TEXTE PROPOSÉ:
==*==
Entre menace jihadiste, milices autonomes et guerre civile, la Libye s'enfonce dans la crise depuis la révolution de 2011. Francetv info fait le point sur la situation.

Article rédigé par Clément Parrot
France Télévisions
Publié Mis à jour
Temps de lecture : 6min
Un homme sur un toit de Benghazi après la reprise de la ville par les forces du gouvernement reconnu par la communauté internationale, le 25 février 2016. (ABDULLAH DOMA / AFP)

La Libye est-elle au bord du gouffre ? Cinq ans après le début de la révolution, le pays s'enfonce chaque jour un peu plus dans le chaos. Deux gouvernements, des milices tribales autonomes et des groupes jihadistes se disputent le terrain. Depuis plusieurs semaines, les Occidentaux tentent, par des frappes ciblées, d'éviter la formation d'un sanctuaire jihadiste aux portes de l'Europe ; mais le groupe Etat islamique (EI) est malgré tout parvenu à s'implanter dans le pays.

1Qui gouverne actuellement la Libye ?

Il serait tentant de répondre : personne. Depuis bientôt deux ans, deux autorités et deux Parlements se partagent le pouvoir. La première assemblée, basée à Tripoli, est dominée par les islamistes et par les nouvelles élites issues de la révolution. La seconde, basée à Tobrouk, se révèle plus libérale, modérée et dominée par l'ancienne élite. Elle est reconnue par la majeure partie de la communauté internationale. 

Au milieu de ces deux camps, il faut ajouter la présence de milices tribales parfois autonomes, et celle des populations du Sud du pays (Touaregs, Toubous). Bref, le chaos règne depuis de nombreux mois, et l'EI en a profité pour s'implanter dans le pays. Un cartographe amateur, en s'appuyant sur des contacts sur place, a réalisé une carte des forces en présence (en vert, les forces du Parlement de Tobrouk ; en jaune celles de Tripoli ; en gris, les jihadistes).
==*==
Données de localisation des éléments:
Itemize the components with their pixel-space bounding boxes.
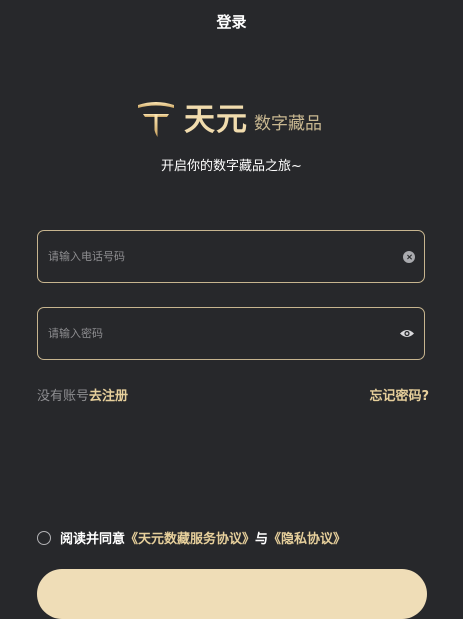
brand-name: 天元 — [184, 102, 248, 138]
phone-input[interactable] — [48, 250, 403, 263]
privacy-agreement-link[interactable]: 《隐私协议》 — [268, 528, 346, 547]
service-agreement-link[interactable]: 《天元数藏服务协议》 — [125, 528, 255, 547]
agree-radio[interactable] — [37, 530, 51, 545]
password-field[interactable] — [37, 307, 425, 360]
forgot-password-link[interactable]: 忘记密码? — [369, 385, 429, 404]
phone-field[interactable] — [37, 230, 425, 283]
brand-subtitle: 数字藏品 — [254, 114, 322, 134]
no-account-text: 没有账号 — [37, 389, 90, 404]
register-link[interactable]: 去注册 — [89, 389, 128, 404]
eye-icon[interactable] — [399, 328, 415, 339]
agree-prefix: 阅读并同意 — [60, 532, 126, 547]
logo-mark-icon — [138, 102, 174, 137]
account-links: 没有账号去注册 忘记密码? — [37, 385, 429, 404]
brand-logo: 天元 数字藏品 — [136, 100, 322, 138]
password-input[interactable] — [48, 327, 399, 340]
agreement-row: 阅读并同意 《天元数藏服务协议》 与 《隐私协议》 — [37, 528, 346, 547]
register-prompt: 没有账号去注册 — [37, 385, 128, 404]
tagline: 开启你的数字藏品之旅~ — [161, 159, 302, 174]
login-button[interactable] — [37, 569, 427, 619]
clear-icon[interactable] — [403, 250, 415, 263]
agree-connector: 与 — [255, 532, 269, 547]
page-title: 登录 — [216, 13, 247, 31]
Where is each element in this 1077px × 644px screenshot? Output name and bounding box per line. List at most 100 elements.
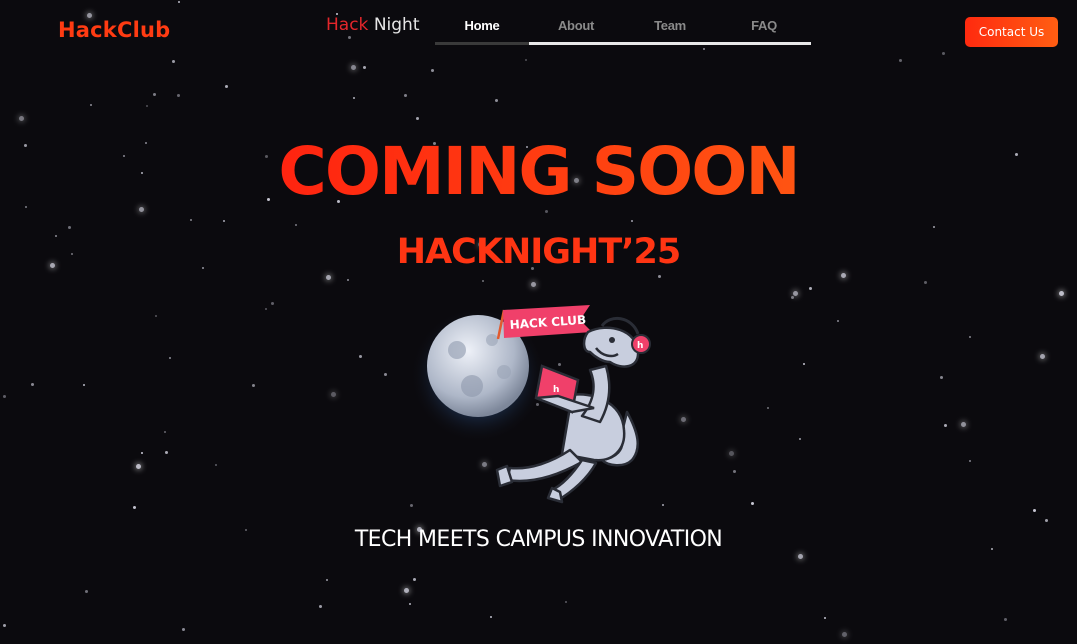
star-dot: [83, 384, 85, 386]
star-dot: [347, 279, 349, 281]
==*==
CONSIGNES DE L'EXERCICE:
1 - D'après le texte sur la Libye, dans quelle ville siège l'assemblée reconnue par la majeure partie de la communauté internationale ?
2 - Poursuivez le texte sur la crise en Libye à partir de sa dernière phrase.
Ces données forment un matériau distinct du texte sur la Libye.

RÉPONSES:
1 - Elle siège à Tobrouk.

2 -
2Comment l'Etat islamique est-il parvenu à s'installer ?

A partir de l'été 2014, les observateurs signalent une implantation et une convergence vers la Libye de membres de l'EI, notamment en provenance de Tunisie. A l'automne de la même année, les jihadistes s'installent dans la ville de Derna, à l'est. Puis ils décident de se lancer à la conquête de la ville de Syrte, pour en faire un bastion. "Ils adoptent la stratégie de l'escargot : ils commencent par faire de grands cercles, ils prennent les faubourgs de la ville avant de s'attaquer au centre", indique à francetv info Kader Abderrahim, chercheur à l'Iris (Institut de relations internationales et stratégiques) et maître de conférences à Sciences-Po Paris.

Selon mes informations, 25% du territoire libyen est aux mains de Daech. Ce n'est pas un territoire continu, mais ils sont présents un peu partout au sud et à l'est, aux frontières du Niger, du Tchad, de l'Egypte.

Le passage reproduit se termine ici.